• [What is needed]: Copy, from the material below, each line where "name" shows up.

• [Exercise data]:
# # # #

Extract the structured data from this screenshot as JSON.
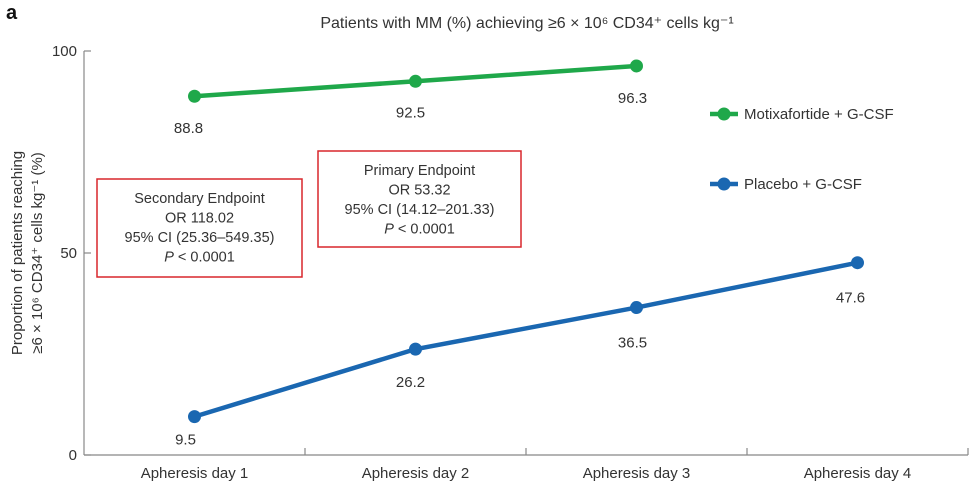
{
  "panel_letter": "a",
  "chart_data": {
    "type": "line",
    "title": "Patients with MM (%) achieving ≥6 × 10⁶ CD34⁺ cells kg⁻¹",
    "xlabel": "",
    "ylabel_line1": "Proportion of patients reaching",
    "ylabel_line2": "≥6 × 10⁶ CD34⁺ cells kg⁻¹ (%)",
    "categories": [
      "Apheresis day 1",
      "Apheresis day 2",
      "Apheresis day 3",
      "Apheresis day 4"
    ],
    "ylim": [
      0,
      100
    ],
    "yticks": [
      0,
      50,
      100
    ],
    "grid": false,
    "legend_position": "right",
    "series": [
      {
        "name": "Motixafortide + G-CSF",
        "color": "#1fa84a",
        "values": [
          88.8,
          92.5,
          96.3,
          null
        ],
        "labels": [
          "88.8",
          "92.5",
          "96.3"
        ]
      },
      {
        "name": "Placebo + G-CSF",
        "color": "#1a67b1",
        "values": [
          9.5,
          26.2,
          36.5,
          47.6
        ],
        "labels": [
          "9.5",
          "26.2",
          "36.5",
          "47.6"
        ]
      }
    ],
    "annotations": [
      {
        "name": "secondary-endpoint",
        "lines": [
          "Secondary Endpoint",
          "OR 118.02",
          "95% CI (25.36–549.35)",
          "P < 0.0001"
        ],
        "border_color": "#d9262c"
      },
      {
        "name": "primary-endpoint",
        "lines": [
          "Primary Endpoint",
          "OR 53.32",
          "95% CI (14.12–201.33)",
          "P < 0.0001"
        ],
        "border_color": "#d9262c"
      }
    ]
  }
}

# # # #

• [Task answer]:
        "name": "Motixafortide + G-CSF",
        "name": "Placebo + G-CSF",
        "name": "secondary-endpoint",
        "name": "primary-endpoint",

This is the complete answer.